Aim. Single out the lines of the material that contain "graduate" and copy them.

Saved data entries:
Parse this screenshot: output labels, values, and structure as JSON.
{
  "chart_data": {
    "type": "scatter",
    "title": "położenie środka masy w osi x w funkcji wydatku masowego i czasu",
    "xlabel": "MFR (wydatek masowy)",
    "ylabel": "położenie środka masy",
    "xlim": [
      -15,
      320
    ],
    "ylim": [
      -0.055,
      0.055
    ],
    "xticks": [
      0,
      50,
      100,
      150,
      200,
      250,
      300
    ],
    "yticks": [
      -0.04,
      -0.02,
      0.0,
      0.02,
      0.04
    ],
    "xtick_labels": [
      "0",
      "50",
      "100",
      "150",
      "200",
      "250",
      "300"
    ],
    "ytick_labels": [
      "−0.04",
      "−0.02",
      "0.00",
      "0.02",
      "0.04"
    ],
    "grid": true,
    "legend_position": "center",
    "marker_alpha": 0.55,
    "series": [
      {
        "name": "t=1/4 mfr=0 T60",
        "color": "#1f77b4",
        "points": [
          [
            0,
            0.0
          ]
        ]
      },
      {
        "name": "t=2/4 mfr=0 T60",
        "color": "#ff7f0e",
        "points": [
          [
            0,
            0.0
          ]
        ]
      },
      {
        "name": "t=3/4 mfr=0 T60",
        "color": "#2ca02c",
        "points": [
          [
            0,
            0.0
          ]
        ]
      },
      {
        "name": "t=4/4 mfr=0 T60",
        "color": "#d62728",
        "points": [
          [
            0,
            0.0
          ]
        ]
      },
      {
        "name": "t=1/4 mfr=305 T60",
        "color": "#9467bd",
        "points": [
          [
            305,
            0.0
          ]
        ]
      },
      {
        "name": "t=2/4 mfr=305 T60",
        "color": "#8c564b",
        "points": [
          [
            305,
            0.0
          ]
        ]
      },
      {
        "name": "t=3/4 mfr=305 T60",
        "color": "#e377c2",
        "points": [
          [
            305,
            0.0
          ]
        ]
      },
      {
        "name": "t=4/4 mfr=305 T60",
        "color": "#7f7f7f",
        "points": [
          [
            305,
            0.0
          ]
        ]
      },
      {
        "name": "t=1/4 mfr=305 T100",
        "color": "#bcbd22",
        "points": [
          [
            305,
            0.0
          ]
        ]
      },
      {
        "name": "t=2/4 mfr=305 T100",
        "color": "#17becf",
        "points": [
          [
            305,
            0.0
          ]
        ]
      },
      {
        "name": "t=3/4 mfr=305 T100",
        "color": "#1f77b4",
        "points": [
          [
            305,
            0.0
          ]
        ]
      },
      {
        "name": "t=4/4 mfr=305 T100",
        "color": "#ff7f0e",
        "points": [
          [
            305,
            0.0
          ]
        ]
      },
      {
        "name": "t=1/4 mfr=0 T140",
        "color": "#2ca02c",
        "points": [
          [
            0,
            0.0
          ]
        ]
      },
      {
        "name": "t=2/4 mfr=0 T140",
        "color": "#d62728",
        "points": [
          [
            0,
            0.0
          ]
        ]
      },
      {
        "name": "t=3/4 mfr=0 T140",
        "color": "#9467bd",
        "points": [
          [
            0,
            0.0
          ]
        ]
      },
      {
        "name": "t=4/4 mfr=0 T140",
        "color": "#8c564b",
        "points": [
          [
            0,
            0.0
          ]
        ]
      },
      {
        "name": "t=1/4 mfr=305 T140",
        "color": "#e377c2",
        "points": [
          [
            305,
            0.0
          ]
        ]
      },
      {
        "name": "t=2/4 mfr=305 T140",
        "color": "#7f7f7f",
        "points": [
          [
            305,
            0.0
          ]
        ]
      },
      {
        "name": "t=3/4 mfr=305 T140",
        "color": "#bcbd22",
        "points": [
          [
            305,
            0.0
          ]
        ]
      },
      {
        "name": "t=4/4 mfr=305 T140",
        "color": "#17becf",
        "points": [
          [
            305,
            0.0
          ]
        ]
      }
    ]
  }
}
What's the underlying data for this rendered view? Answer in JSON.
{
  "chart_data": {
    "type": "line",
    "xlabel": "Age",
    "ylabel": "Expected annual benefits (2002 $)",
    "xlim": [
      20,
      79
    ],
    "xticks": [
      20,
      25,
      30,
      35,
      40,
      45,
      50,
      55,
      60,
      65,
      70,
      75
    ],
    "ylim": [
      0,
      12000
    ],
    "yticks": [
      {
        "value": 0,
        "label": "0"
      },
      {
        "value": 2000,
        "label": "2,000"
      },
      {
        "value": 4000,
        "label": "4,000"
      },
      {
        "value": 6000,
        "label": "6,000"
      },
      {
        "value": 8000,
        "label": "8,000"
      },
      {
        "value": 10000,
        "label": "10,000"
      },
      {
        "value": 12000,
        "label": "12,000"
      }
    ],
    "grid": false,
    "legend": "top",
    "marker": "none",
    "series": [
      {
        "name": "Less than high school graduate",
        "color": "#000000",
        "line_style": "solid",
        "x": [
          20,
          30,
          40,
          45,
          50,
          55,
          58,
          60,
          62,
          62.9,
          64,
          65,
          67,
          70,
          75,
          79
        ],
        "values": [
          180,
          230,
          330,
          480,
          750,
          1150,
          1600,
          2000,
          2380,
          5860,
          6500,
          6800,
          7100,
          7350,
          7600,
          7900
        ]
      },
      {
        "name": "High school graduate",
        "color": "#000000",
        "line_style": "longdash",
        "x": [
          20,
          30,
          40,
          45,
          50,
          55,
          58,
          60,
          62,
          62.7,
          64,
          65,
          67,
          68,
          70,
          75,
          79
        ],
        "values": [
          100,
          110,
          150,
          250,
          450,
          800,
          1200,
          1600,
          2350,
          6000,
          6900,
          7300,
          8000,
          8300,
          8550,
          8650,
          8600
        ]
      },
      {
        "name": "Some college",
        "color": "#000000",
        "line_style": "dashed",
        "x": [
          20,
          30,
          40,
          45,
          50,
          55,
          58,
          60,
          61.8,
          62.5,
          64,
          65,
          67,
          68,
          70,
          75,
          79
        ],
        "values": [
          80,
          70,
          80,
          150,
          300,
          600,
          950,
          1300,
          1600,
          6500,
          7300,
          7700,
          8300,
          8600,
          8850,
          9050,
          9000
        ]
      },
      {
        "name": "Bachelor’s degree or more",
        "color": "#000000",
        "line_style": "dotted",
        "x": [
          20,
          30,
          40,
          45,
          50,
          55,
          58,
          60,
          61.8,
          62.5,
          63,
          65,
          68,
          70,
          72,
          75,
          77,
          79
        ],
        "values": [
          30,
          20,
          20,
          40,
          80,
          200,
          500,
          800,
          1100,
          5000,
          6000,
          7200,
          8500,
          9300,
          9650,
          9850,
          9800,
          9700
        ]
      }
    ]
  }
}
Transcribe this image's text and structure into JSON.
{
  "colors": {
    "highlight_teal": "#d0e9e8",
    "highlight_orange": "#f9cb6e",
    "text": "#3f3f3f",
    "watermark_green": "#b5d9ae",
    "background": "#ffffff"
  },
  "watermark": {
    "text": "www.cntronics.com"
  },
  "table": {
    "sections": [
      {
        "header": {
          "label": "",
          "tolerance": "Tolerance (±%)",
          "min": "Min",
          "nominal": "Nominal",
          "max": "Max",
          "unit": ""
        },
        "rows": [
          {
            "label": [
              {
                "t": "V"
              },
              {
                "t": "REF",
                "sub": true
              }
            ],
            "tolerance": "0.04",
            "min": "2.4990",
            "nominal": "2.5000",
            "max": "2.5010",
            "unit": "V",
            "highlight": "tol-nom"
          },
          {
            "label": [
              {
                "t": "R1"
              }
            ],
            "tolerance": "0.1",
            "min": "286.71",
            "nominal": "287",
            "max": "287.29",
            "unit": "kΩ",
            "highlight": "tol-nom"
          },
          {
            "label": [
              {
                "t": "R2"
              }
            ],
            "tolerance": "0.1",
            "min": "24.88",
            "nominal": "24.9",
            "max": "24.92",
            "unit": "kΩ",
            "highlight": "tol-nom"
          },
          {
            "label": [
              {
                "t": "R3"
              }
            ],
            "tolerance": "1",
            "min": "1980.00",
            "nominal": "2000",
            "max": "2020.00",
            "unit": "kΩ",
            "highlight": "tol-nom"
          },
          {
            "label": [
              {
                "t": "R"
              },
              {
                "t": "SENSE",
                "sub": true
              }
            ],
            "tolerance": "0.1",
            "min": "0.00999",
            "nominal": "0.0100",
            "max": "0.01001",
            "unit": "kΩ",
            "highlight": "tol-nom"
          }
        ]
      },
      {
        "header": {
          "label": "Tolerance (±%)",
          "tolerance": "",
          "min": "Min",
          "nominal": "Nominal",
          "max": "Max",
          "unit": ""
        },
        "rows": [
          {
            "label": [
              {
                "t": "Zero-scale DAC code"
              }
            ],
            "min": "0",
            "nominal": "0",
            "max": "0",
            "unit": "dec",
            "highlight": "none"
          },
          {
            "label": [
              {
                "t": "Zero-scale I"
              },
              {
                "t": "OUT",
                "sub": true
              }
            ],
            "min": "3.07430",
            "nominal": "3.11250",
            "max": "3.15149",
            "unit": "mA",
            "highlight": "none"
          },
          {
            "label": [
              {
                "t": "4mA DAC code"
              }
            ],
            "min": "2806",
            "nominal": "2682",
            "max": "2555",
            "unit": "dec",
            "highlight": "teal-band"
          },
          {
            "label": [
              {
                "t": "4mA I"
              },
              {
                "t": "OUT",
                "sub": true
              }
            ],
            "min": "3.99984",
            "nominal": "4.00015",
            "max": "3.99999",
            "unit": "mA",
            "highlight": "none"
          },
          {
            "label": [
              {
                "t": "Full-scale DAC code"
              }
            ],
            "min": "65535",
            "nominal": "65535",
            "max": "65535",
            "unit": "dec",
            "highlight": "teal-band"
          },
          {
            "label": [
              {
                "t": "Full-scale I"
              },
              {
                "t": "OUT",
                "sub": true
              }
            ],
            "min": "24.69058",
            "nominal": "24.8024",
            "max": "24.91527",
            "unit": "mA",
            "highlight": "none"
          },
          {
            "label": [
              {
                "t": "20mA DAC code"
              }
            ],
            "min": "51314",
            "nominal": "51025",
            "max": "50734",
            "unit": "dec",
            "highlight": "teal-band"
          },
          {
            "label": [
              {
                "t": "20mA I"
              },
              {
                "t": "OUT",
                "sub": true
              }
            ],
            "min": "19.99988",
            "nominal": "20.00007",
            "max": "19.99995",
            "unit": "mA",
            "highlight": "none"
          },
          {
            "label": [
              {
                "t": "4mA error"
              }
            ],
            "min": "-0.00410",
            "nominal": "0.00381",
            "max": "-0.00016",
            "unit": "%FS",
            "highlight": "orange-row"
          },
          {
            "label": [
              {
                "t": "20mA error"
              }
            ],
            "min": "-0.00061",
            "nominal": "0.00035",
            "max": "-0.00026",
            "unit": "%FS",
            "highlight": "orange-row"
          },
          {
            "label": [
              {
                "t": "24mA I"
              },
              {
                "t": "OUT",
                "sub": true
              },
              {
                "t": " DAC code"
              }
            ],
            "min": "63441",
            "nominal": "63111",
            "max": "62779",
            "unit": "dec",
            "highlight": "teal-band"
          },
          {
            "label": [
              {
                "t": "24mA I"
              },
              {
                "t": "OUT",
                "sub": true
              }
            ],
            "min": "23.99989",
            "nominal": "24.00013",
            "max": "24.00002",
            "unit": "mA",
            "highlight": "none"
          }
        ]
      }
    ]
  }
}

Full response.
        "name": "Less than high school graduate",
        "name": "High school graduate",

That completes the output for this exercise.